### Stated problem 1:
Copy everything from "Now more than" down to "growth mindset culture." in the growth mindset article, word for word.

### Selected passage:
<<<<

Building a growth mindset in business

Monday, 14 December 2020
Jenni Hutchinson explores what is meant by a growth mindset versus a fixed mindset based on a survey of STEP Employer Partners

Key Points

What is the issue?

Now more than ever, in order to grow, organisations need to develop not only the systems and processes that support product demand, but also the right people.

What does it mean for me?

We invited STEP Employer Partners to give us their views on what a growth mindset means.

What can I take away?

Insight into how cultivating a growth mindset culture benefits the business, and ideas for developing a growth mindset culture.


‘Never before has a growth mindset been so pertinent. As we all manoeuvre into an ever-changing “new normal”, every day brings experiences, scenarios and emotions that are new encounters for us’ – Irwin Mitchell

Carol Dweck introduced the term ‘growth mindset’ in Mindset: The New Psychology of Success. At the heart of it, her message is this: with the right mindset and support, people are capable of a lot more than we think.

Someone with a growth mindset believes that the development of skills derives from personal will and effort. Their view is that innate talent is nothing; success is 99 per cent effort. Faced with challenges or failure, they will continue undeterred, seek to understand why, apply more effort and try new strategies.

Conversely, the counterpart of the growth mindset is the fixed mindset. Those with this mindset believe that success is a personally defining label. If people work in an environment that values them primarily for innate talent, they have grave difficulties when their image is threatened. They cannot admit to mistakes or deficiencies and thus cannot take remedial action.

A growth mindset is where opportunities lie and is ideally what you want your employees to bring to the table. A company that cannot self-correct cannot thrive.

We invited STEP Employer Partners (EPs) to give us their views on what a growth mindset means.

What is a growth mindset?

‘A growth mindset is evidenced by a person having the attributes of a disciplined life-long learner. This can be thought of as learning with purpose’ – Autonomy First

So, what are these attributes? STEP EPs mentioned a variety of qualities that help individuals to cultivate a growth mindset, but the key traits identified are:

  • curiosity, self-awareness and an open-minded approach to life and work;
  • a desire to remain relevant in a changing world;
  • dedication to continuous improvement and progression in life; and
  • resilience and the ability to learn from mistakes, take on board feedback and bounce back from setbacks.

>>>>

### Stated problem 2:
Quote everything from the start of the entries below down to the line containing "scene-render xyxy=(252,45,1109,766)", with both ends included.

### Given entries:

<<<<

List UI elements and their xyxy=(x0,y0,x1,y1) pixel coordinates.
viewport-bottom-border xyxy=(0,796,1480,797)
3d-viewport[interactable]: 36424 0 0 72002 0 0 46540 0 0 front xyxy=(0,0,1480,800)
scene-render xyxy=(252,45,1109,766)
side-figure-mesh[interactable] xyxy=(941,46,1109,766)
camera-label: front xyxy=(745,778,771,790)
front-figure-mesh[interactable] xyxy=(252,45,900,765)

>>>>

### Full response 1:
Now more than ever, in order to grow, organisations need to develop not only the systems and processes that support product demand, but also the right people.

What does it mean for me?

We invited STEP Employer Partners to give us their views on what a growth mindset means.

What can I take away?

Insight into how cultivating a growth mindset culture benefits the business, and ideas for developing a growth mindset culture.

### Full response 2:
List UI elements and their xyxy=(x0,y0,x1,y1) pixel coordinates.
viewport-bottom-border xyxy=(0,796,1480,797)
3d-viewport[interactable]: 36424 0 0 72002 0 0 46540 0 0 front xyxy=(0,0,1480,800)
scene-render xyxy=(252,45,1109,766)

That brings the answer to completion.